→ GOAL: Show all lines holding "उदयप".

→ ITEMS:
+++

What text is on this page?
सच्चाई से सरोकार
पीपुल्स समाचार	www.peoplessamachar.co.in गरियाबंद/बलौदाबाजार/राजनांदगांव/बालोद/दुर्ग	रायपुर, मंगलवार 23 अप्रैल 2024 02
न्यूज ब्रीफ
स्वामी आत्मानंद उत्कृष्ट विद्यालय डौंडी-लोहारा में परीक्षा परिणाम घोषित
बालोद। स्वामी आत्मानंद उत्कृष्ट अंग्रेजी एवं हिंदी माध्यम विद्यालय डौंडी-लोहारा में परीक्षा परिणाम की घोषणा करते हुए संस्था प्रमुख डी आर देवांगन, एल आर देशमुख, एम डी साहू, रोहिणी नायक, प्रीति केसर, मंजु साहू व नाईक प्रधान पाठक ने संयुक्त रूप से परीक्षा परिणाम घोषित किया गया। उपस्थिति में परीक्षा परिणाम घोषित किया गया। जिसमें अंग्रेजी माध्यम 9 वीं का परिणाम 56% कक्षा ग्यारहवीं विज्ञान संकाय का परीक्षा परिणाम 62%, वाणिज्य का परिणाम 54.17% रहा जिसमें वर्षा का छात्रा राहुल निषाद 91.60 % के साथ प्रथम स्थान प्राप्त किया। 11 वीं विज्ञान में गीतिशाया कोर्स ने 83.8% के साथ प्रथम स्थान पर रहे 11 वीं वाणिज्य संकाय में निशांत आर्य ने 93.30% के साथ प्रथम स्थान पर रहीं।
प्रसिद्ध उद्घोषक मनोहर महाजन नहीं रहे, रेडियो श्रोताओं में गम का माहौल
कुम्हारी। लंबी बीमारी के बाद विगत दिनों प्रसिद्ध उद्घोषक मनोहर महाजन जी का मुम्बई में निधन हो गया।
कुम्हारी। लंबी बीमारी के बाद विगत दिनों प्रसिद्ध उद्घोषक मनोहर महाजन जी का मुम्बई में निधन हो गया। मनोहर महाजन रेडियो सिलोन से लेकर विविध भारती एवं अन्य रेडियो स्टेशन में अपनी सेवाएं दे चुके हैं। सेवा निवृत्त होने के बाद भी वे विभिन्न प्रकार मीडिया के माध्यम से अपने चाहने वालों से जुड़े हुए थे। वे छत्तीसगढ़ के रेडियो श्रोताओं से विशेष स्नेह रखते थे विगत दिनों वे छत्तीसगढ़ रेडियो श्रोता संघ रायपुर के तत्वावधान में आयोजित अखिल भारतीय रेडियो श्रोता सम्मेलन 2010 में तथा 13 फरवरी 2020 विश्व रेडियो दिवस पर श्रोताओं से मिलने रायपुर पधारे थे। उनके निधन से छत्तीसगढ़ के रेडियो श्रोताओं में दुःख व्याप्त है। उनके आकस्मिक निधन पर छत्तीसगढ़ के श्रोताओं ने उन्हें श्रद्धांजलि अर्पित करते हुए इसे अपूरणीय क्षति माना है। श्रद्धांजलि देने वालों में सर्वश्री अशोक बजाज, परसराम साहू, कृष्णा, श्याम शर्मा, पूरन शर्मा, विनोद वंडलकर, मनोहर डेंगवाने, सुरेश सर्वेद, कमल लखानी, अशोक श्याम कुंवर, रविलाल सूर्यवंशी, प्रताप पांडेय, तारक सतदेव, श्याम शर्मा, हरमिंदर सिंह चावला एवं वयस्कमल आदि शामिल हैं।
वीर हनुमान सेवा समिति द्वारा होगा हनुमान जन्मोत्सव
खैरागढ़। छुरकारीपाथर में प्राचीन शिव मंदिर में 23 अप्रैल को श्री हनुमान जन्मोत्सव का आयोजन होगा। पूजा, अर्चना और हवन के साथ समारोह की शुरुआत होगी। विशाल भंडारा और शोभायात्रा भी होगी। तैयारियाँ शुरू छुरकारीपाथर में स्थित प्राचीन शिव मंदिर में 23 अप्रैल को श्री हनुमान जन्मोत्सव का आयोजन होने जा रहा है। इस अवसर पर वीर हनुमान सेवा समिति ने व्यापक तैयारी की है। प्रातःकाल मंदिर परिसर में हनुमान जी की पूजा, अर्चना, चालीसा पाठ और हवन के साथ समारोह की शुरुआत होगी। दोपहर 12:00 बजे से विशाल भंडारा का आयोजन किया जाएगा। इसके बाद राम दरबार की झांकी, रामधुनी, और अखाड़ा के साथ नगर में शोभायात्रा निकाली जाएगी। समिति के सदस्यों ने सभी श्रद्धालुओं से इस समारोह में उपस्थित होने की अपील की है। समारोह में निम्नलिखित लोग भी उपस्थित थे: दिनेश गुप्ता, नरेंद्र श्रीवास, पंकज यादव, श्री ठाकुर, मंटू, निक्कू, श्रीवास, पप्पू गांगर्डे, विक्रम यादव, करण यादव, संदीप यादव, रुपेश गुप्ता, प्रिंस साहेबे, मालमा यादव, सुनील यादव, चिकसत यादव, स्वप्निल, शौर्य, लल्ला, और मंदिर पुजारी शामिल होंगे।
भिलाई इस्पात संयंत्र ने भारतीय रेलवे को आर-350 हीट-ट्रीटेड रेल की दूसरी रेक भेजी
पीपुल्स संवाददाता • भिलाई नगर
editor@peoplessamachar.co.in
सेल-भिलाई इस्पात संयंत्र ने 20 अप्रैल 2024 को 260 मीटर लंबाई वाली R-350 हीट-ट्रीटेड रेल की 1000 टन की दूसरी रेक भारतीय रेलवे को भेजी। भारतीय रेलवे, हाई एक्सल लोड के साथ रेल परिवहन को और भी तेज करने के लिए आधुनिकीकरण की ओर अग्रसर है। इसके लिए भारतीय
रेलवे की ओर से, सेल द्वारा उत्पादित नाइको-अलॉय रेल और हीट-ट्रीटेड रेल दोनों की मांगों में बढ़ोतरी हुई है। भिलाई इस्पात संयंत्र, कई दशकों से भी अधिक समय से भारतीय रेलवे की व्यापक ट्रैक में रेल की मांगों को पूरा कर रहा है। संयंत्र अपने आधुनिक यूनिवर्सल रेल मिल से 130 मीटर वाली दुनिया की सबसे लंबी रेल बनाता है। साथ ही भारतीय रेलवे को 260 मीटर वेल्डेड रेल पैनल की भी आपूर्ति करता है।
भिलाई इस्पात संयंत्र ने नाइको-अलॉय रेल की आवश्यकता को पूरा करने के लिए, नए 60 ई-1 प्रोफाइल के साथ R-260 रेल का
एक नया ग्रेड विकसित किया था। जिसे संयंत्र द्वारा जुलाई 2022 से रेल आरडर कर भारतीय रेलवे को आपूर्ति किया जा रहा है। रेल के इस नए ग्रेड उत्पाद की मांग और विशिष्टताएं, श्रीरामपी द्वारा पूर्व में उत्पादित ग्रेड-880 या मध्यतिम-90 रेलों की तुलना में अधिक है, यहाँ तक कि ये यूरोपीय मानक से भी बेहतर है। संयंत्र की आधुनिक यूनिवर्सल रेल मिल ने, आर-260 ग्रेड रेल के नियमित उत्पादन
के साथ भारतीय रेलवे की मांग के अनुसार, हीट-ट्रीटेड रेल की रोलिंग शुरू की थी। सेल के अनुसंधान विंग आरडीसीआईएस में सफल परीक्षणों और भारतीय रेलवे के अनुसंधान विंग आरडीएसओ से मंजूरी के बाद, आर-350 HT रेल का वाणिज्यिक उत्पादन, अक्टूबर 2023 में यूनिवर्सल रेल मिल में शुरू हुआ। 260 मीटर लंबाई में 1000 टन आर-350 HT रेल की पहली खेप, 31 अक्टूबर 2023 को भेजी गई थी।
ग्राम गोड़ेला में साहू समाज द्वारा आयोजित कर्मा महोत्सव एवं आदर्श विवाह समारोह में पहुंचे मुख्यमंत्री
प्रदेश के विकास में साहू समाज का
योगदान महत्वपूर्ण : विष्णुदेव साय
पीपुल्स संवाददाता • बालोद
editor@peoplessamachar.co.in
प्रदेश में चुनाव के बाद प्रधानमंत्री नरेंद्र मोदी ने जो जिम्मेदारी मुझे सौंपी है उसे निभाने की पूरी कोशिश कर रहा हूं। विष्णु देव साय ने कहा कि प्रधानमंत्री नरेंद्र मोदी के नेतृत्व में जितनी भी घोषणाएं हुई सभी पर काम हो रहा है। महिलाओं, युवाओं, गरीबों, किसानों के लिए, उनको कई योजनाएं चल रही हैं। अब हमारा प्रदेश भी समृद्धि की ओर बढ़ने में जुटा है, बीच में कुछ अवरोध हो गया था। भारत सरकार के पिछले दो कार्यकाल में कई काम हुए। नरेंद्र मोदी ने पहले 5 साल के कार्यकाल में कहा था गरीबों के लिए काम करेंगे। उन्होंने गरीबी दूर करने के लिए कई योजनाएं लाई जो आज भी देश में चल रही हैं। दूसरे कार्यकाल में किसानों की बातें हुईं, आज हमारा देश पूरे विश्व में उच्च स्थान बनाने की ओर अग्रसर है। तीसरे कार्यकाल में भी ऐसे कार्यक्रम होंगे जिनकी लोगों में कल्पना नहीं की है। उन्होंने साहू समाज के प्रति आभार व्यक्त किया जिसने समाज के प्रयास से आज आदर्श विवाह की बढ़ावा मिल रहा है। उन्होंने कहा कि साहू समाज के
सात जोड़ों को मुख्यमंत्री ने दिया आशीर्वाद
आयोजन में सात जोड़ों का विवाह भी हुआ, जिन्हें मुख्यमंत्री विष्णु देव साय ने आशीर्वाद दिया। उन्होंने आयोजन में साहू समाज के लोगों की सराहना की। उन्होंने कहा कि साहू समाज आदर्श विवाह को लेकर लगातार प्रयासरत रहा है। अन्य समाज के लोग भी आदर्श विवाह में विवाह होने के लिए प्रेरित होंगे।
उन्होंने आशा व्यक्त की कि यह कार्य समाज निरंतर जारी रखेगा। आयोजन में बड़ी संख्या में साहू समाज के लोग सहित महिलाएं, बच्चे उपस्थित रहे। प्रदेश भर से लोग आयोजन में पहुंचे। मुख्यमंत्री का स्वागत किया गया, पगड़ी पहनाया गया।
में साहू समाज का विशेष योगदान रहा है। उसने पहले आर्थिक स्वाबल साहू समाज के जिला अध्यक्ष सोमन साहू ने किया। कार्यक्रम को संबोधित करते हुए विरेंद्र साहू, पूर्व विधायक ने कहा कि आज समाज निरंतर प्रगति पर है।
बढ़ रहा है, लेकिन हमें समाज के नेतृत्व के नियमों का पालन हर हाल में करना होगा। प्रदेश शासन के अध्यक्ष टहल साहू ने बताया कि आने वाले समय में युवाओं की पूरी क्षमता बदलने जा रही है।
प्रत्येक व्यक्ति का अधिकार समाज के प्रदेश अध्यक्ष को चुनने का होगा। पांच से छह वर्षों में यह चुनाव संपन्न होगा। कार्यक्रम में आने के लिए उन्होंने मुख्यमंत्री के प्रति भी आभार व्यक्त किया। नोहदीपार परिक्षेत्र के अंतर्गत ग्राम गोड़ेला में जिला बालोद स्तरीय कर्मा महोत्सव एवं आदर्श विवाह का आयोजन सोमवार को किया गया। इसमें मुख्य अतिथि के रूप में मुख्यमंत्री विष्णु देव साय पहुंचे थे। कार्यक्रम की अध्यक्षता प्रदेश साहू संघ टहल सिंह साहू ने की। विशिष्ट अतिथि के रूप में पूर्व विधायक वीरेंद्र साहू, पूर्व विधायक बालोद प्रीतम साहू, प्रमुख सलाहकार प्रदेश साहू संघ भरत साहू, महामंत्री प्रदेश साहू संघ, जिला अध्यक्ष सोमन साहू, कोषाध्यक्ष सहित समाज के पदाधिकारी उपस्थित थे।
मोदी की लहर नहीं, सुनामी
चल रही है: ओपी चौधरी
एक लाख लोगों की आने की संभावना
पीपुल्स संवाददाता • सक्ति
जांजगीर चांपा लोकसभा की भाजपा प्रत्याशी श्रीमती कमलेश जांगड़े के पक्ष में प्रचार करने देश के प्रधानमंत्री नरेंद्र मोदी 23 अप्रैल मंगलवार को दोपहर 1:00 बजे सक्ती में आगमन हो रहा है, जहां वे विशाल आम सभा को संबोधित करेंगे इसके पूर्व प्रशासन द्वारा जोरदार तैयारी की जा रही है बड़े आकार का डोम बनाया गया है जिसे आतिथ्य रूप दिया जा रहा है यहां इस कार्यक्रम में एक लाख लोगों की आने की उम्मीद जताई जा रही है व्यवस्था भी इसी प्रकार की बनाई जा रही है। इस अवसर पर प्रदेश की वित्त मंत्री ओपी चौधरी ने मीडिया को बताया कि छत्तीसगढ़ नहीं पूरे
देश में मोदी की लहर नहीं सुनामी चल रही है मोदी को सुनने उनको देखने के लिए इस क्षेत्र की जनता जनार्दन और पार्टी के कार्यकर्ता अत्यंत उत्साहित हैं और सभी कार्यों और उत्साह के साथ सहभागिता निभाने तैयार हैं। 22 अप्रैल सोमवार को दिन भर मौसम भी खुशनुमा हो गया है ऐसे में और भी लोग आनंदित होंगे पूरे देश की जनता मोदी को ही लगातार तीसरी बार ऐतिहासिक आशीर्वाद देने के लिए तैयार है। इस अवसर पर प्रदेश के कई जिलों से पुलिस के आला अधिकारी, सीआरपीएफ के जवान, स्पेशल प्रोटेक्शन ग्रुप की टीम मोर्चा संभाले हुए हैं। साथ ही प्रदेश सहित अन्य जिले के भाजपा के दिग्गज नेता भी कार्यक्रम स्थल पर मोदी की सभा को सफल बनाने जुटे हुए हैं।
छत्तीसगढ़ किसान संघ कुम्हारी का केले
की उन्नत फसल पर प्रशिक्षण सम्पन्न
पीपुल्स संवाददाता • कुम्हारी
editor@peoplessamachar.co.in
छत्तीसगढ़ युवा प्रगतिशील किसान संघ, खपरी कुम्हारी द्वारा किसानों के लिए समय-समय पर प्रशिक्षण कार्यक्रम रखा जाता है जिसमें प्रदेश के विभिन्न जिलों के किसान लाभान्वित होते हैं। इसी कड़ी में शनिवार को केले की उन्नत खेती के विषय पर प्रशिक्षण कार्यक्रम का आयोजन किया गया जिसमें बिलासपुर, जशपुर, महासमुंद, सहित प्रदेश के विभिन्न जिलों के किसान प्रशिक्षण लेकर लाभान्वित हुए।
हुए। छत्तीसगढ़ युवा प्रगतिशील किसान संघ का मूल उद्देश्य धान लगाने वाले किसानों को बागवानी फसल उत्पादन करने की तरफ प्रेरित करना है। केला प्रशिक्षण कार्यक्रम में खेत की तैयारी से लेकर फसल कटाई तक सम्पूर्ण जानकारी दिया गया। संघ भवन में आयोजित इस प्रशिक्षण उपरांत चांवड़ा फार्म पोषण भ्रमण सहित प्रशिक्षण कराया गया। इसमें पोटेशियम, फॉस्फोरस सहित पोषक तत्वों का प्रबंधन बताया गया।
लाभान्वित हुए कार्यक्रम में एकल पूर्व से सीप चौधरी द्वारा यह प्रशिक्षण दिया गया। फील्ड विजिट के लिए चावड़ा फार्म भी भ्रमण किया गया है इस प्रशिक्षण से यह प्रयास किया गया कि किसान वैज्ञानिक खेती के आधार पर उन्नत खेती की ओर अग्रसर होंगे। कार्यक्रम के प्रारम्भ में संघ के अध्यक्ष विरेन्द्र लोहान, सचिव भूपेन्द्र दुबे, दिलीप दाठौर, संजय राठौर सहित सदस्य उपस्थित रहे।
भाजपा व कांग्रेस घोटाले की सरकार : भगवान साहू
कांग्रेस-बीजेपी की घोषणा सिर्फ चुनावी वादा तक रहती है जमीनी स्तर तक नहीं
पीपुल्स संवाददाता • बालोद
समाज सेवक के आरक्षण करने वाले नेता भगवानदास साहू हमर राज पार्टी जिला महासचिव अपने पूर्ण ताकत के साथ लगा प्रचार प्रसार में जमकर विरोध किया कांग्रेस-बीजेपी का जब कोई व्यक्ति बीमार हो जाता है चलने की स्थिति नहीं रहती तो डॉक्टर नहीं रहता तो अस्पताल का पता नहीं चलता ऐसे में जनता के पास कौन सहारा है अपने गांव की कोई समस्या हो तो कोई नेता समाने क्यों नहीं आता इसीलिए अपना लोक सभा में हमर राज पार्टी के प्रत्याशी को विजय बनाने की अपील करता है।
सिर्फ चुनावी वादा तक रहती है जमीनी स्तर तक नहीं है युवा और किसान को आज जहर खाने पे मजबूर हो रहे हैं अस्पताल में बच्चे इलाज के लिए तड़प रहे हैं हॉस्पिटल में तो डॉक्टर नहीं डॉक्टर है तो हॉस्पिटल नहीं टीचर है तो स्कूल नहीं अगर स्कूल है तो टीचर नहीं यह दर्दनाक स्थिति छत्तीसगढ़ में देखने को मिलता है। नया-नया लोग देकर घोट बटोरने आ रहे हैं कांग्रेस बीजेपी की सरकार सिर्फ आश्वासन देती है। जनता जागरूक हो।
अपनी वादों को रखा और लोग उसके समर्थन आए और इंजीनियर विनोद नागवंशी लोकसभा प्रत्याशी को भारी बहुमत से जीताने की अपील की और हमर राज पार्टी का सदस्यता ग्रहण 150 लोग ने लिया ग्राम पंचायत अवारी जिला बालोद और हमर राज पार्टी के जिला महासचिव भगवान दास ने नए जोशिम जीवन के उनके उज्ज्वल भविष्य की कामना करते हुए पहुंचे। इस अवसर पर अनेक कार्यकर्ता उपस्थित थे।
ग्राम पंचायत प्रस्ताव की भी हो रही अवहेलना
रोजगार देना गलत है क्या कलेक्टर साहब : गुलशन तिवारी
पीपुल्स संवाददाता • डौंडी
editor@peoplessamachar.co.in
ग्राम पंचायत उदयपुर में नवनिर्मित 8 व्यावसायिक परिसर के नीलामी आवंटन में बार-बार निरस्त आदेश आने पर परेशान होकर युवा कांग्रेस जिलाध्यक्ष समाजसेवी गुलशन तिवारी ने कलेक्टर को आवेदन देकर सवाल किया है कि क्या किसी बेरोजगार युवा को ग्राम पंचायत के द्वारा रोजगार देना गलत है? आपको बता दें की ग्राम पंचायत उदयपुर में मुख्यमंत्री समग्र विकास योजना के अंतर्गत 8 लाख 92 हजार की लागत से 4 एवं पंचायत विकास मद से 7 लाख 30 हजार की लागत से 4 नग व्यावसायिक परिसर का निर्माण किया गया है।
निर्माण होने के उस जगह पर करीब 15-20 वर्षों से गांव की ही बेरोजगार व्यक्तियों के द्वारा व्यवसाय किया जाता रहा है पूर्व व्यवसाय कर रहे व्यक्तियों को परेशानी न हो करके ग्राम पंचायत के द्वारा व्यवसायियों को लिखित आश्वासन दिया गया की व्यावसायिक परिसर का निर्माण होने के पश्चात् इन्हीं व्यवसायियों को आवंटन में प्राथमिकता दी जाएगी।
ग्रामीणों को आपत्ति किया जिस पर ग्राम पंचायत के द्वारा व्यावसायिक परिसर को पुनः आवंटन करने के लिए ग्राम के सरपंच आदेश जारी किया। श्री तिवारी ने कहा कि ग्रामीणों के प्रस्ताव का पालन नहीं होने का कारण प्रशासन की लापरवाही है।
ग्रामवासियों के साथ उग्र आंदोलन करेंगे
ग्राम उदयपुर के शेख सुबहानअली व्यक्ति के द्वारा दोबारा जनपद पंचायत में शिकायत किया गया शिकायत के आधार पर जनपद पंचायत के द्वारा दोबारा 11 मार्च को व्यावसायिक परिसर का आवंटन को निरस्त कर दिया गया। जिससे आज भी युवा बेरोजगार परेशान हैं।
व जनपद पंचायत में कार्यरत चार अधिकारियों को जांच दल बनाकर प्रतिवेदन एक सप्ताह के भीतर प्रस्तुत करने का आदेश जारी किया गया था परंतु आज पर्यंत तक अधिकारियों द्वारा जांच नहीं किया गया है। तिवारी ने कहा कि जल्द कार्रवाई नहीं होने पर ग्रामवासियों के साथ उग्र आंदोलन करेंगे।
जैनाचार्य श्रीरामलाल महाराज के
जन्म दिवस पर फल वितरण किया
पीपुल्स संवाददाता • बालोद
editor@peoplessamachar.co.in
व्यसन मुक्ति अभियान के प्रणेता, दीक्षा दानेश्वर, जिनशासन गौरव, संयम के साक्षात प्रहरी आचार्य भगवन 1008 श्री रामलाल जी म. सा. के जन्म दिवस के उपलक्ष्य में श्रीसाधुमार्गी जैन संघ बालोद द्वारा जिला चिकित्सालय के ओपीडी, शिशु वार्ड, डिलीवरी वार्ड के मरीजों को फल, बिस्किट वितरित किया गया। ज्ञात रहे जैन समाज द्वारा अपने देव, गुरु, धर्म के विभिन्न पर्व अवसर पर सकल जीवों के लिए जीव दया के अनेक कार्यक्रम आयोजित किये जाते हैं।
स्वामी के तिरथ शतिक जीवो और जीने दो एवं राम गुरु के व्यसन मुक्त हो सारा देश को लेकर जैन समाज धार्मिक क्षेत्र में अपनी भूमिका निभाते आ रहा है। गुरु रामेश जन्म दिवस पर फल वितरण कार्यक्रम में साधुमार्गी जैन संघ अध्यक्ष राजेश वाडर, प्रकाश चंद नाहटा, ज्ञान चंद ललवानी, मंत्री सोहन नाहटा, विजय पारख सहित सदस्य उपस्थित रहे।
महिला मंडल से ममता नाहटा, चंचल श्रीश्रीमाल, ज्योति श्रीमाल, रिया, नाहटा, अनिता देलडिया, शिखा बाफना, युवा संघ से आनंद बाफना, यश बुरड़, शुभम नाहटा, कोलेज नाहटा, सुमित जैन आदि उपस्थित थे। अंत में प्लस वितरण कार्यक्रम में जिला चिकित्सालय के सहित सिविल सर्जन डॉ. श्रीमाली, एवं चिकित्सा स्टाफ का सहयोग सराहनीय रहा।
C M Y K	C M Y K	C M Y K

+++

→ TASK SOLUTION:
ग्राम पंचायत उदयपुर में नवनिर्मित 8 व्यावसायिक परिसर के नीलामी आवंटन में बार-बार निरस्त आदेश आने पर परेशान होकर युवा कांग्रेस जिलाध्यक्ष समाजसेवी गुलशन तिवारी ने कलेक्टर को आवेदन देकर सवाल किया है कि क्या किसी बेरोजगार युवा को ग्राम पंचायत के द्वारा रोजगार देना गलत है? आपको बता दें की ग्राम पंचायत उदयपुर में मुख्यमंत्री समग्र विकास योजना के अंतर्गत 8 लाख 92 हजार की लागत से 4 एवं पंचायत विकास मद से 7 लाख 30 हजार की लागत से 4 नग व्यावसायिक परिसर का निर्माण किया गया है।
ग्राम उदयपुर के शेख सुबहानअली व्यक्ति के द्वारा दोबारा जनपद पंचायत में शिकायत किया गया शिकायत के आधार पर जनपद पंचायत के द्वारा दोबारा 11 मार्च को व्यावसायिक परिसर का आवंटन को निरस्त कर दिया गया। जिससे आज भी युवा बेरोजगार परेशान हैं।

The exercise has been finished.